The problem: Using the data beneath, show every line that includes the word "color".

Entries provided:
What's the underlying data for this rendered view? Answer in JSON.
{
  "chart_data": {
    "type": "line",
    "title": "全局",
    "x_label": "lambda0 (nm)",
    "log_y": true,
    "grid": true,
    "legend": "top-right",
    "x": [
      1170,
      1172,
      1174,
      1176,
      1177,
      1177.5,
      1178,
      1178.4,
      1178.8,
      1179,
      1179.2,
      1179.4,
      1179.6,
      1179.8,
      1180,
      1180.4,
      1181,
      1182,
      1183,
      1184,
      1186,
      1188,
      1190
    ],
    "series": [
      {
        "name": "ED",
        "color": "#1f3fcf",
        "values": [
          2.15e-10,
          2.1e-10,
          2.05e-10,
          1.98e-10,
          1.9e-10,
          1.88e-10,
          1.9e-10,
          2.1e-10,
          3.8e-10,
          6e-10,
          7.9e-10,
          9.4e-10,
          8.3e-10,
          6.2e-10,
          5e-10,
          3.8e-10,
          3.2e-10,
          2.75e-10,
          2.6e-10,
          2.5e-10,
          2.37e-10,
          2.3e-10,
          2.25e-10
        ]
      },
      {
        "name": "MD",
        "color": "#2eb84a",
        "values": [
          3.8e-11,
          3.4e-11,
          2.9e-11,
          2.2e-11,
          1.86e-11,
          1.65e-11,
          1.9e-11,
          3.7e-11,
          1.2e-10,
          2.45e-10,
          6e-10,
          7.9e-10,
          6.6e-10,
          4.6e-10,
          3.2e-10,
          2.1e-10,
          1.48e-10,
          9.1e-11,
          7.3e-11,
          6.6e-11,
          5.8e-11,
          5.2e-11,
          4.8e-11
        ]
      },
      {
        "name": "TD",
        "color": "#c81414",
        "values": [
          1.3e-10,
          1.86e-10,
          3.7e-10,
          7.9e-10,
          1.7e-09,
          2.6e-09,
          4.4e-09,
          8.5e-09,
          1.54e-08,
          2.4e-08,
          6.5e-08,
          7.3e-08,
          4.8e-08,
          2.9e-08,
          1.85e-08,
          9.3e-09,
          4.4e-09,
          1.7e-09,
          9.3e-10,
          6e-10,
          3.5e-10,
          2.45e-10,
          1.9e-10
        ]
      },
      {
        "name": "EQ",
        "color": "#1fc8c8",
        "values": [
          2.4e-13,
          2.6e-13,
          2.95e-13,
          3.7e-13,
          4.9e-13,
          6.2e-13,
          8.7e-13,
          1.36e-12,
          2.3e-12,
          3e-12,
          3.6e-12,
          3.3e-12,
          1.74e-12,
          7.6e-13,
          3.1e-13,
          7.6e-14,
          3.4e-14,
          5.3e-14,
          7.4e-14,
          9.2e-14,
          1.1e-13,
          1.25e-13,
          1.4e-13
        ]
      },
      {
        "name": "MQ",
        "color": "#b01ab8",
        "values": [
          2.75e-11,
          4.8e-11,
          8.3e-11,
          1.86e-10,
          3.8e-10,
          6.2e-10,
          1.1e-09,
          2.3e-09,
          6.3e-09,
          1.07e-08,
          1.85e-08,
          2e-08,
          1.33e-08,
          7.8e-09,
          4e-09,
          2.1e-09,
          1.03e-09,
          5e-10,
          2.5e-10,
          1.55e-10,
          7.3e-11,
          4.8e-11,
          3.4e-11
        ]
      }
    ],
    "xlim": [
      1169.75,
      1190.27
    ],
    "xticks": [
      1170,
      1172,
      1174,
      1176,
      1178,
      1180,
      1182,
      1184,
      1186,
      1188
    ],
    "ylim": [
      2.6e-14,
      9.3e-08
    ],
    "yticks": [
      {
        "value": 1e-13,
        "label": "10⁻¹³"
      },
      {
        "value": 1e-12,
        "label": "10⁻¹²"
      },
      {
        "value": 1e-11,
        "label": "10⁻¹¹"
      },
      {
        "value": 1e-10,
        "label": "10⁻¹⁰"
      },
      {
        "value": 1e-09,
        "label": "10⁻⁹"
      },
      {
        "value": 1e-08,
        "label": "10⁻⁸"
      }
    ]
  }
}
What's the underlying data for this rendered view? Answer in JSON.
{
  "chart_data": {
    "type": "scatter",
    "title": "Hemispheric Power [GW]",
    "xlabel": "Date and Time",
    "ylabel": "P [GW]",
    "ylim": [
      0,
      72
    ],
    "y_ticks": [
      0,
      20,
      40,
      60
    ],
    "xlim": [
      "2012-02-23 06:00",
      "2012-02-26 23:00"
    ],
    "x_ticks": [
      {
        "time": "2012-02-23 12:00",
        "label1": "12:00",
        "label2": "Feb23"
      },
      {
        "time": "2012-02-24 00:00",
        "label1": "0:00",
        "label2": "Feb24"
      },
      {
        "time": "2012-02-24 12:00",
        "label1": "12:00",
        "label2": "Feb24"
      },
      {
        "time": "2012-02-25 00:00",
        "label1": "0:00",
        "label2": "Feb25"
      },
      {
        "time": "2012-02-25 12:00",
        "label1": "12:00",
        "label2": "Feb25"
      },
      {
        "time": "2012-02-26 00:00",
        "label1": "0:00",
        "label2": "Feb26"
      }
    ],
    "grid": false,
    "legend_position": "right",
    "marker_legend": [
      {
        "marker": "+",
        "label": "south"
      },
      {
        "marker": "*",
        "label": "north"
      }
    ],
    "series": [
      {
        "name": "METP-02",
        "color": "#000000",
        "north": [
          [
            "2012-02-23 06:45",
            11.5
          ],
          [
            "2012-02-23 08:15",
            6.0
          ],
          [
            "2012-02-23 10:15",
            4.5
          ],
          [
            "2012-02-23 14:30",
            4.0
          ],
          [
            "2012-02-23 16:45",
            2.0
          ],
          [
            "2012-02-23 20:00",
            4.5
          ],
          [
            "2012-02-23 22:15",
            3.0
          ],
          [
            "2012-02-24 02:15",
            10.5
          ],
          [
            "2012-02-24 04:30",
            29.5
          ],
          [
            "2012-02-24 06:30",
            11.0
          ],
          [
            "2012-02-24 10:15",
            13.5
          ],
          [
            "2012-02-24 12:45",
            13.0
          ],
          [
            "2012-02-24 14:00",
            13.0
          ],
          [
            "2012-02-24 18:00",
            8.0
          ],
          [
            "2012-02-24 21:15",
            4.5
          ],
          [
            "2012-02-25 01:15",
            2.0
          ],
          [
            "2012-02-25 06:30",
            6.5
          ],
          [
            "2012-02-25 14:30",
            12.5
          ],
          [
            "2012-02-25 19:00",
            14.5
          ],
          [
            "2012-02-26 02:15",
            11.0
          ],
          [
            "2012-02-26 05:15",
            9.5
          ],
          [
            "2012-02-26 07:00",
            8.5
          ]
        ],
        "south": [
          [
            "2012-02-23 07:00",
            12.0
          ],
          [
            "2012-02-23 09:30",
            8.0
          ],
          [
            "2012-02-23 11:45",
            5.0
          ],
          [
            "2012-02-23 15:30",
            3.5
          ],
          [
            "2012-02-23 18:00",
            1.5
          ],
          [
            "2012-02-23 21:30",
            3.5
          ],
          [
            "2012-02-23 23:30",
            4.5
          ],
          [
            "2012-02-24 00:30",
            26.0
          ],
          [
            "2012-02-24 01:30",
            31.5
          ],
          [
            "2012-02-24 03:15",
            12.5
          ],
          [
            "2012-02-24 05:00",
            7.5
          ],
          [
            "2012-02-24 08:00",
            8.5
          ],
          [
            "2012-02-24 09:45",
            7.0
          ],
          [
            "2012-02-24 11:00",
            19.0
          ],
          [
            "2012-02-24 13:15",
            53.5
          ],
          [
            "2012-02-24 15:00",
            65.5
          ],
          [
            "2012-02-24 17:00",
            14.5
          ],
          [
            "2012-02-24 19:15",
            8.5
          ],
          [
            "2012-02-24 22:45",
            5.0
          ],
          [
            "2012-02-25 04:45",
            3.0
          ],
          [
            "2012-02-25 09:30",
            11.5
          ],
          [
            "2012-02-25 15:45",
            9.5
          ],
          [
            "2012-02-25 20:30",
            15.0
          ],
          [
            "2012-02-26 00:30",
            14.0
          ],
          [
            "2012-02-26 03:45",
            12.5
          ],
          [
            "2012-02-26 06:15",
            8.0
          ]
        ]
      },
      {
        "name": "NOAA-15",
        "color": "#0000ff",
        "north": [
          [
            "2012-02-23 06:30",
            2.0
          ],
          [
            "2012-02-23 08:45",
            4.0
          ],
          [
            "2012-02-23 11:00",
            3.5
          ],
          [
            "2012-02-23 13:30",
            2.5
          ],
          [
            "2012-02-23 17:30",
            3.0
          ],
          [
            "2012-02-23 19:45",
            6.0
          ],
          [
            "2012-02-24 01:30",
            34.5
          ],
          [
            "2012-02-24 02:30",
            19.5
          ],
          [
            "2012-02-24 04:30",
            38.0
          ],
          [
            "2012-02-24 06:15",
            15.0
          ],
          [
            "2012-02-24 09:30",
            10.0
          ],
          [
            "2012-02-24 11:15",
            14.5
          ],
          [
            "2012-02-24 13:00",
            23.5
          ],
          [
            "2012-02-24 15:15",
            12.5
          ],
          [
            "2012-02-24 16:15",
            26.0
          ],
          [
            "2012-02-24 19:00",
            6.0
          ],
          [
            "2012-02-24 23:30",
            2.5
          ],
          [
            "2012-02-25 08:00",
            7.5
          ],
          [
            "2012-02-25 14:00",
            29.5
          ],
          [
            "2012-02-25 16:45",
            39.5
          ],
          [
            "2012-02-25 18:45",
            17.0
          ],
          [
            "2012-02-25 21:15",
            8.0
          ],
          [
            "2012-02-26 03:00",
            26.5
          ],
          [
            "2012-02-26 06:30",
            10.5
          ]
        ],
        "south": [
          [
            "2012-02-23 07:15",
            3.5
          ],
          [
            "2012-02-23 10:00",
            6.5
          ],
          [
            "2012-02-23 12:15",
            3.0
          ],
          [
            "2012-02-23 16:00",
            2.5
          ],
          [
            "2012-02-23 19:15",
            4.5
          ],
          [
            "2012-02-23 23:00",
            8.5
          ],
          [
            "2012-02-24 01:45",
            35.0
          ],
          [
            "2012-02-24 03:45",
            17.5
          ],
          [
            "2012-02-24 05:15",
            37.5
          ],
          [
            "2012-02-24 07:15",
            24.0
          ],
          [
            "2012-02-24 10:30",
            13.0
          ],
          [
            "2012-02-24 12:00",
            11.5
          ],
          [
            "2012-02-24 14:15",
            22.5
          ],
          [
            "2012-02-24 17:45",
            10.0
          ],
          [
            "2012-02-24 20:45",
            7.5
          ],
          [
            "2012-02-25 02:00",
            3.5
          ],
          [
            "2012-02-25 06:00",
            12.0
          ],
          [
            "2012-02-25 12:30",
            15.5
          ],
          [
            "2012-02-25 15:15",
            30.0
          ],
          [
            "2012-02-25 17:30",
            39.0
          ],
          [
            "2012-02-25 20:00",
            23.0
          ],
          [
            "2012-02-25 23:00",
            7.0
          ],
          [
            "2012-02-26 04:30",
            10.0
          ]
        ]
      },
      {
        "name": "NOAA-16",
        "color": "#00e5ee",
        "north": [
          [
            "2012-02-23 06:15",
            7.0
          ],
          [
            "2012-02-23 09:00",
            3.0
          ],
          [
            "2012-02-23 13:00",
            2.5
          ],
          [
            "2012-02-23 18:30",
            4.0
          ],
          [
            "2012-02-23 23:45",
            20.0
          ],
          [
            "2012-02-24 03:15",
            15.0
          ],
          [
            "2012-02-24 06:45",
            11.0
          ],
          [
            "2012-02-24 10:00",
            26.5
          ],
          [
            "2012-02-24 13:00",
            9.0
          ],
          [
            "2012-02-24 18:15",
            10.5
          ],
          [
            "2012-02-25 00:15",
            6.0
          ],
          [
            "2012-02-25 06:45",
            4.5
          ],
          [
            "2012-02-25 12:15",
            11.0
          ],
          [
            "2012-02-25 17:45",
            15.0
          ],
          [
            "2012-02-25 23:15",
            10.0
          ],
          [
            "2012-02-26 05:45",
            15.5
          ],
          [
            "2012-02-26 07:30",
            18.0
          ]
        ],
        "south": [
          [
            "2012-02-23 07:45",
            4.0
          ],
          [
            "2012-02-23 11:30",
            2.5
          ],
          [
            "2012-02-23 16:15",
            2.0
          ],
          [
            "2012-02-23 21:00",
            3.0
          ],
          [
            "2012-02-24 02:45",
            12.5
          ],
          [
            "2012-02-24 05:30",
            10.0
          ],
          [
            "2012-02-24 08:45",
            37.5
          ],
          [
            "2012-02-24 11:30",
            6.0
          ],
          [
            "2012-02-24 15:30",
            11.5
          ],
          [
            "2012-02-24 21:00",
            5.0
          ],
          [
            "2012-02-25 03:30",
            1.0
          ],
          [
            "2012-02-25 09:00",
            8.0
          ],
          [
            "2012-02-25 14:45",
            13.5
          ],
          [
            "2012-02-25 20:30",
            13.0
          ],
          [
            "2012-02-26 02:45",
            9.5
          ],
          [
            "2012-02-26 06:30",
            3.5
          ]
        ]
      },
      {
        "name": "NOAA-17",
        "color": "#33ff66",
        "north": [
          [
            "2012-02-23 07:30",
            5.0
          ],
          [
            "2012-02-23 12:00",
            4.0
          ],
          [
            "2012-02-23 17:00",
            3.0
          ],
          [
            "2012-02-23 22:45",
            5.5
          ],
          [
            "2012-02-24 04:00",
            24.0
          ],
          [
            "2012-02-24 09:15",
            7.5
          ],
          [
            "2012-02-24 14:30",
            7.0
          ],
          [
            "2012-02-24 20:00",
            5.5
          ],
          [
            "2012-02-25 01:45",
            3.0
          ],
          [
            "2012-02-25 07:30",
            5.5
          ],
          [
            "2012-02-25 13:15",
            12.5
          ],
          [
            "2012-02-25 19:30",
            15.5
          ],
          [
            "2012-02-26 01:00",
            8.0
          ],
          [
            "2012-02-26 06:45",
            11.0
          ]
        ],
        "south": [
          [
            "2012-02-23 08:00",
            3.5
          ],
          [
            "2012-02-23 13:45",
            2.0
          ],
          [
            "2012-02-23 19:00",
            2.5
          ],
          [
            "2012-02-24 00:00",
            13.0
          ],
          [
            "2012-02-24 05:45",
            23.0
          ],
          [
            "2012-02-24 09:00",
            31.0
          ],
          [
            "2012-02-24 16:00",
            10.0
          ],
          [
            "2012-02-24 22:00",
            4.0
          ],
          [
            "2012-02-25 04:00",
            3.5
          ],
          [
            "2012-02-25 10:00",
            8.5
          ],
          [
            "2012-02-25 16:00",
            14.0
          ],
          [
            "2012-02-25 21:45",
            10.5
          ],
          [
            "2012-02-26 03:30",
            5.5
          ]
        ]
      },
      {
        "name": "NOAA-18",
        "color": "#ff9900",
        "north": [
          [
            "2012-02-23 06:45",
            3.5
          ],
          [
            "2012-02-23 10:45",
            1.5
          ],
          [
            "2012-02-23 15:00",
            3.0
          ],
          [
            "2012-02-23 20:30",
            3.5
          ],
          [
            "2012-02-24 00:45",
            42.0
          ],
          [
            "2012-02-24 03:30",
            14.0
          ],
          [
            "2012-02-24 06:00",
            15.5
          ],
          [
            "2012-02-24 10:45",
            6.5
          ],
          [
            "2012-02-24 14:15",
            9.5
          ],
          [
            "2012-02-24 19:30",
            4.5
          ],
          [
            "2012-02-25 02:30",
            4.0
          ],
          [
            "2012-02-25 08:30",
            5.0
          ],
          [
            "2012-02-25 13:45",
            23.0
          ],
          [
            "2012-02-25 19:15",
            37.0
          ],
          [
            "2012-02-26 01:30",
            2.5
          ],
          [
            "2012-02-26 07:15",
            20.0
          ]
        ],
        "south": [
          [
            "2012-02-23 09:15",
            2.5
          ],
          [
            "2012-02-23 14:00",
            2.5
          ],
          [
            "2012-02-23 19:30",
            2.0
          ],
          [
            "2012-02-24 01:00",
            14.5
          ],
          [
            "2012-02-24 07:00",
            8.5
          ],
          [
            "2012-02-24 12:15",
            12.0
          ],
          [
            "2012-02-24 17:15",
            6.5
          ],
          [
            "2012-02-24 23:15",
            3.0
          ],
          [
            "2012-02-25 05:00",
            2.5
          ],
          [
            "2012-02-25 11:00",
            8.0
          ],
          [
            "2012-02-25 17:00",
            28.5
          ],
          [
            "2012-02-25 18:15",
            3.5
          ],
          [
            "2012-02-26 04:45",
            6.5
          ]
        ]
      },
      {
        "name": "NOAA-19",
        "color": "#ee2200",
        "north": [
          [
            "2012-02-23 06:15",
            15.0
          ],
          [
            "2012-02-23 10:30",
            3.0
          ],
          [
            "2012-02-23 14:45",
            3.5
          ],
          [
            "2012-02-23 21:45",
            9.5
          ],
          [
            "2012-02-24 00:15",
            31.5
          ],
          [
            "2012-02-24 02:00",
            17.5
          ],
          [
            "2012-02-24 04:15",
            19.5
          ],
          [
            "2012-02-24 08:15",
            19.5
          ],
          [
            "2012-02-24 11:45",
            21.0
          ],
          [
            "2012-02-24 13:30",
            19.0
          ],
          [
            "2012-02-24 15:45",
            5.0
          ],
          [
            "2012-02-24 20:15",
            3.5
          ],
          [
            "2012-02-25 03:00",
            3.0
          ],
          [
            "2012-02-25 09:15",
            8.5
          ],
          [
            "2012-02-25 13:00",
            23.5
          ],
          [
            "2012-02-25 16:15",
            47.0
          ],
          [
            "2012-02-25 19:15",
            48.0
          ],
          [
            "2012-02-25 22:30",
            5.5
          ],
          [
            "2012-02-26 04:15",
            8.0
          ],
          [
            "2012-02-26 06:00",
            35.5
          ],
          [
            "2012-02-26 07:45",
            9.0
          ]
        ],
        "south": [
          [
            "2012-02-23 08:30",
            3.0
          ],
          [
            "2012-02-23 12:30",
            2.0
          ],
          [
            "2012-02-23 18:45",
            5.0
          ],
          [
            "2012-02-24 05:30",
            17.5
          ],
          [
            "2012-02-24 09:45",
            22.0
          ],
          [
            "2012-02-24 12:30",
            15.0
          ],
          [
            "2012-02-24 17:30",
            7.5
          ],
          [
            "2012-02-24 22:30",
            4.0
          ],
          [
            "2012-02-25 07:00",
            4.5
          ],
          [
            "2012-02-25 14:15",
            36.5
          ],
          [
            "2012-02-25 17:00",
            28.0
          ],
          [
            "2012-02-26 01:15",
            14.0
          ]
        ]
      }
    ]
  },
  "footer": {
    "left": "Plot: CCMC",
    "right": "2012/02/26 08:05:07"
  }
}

Response:
        "color": "#1f3fcf",
        "color": "#2eb84a",
        "color": "#c81414",
        "color": "#1fc8c8",
        "color": "#b01ab8",
        "color": "#000000",
        "color": "#0000ff",
        "color": "#00e5ee",
        "color": "#33ff66",
        "color": "#ff9900",
        "color": "#ee2200",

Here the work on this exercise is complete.